Data in this exercise:

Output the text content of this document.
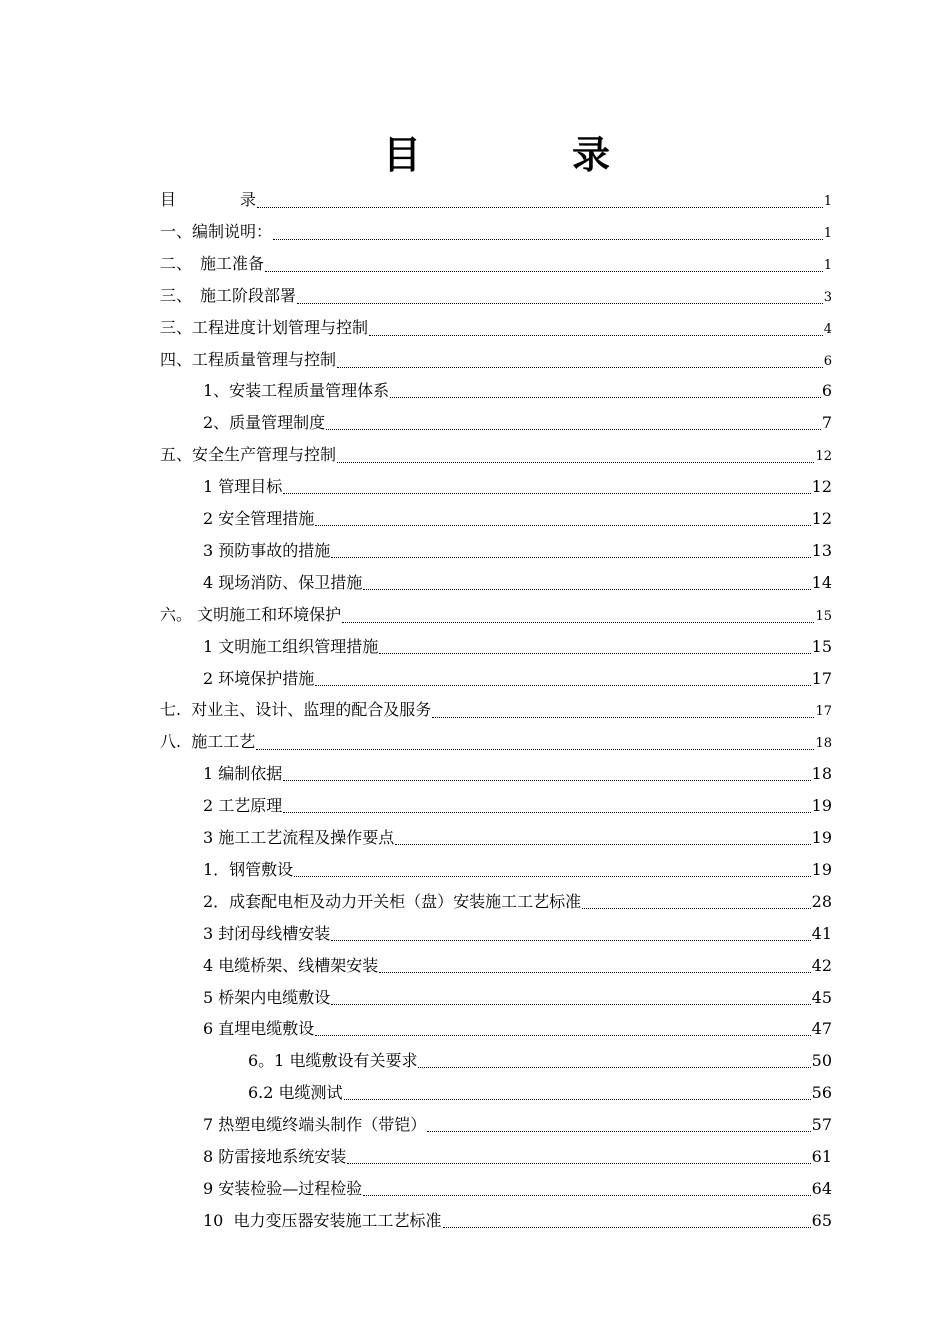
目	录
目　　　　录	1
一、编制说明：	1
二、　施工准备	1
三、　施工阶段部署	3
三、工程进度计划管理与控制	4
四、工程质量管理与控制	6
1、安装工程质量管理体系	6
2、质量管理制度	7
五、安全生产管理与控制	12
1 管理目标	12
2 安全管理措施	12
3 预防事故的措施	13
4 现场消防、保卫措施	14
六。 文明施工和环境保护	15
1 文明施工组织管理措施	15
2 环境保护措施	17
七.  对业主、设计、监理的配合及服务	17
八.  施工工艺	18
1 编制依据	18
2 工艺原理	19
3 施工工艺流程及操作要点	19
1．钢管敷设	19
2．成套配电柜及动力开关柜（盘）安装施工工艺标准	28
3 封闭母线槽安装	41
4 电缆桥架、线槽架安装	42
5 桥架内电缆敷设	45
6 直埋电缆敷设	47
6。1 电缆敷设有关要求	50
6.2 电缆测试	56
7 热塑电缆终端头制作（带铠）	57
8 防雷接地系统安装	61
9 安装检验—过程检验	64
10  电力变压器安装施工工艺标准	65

Requirement:
Set the pictures aside and transcribe the data above exactly.

Answer for this exercise:
Output the text content of this document.
目	录
目　　　　录	1
一、编制说明：	1
二、　施工准备	1
三、　施工阶段部署	3
三、工程进度计划管理与控制	4
四、工程质量管理与控制	6
1、安装工程质量管理体系	6
2、质量管理制度	7
五、安全生产管理与控制	12
1 管理目标	12
2 安全管理措施	12
3 预防事故的措施	13
4 现场消防、保卫措施	14
六。 文明施工和环境保护	15
1 文明施工组织管理措施	15
2 环境保护措施	17
七.  对业主、设计、监理的配合及服务	17
八.  施工工艺	18
1 编制依据	18
2 工艺原理	19
3 施工工艺流程及操作要点	19
1．钢管敷设	19
2．成套配电柜及动力开关柜（盘）安装施工工艺标准	28
3 封闭母线槽安装	41
4 电缆桥架、线槽架安装	42
5 桥架内电缆敷设	45
6 直埋电缆敷设	47
6。1 电缆敷设有关要求	50
6.2 电缆测试	56
7 热塑电缆终端头制作（带铠）	57
8 防雷接地系统安装	61
9 安装检验—过程检验	64
10  电力变压器安装施工工艺标准	65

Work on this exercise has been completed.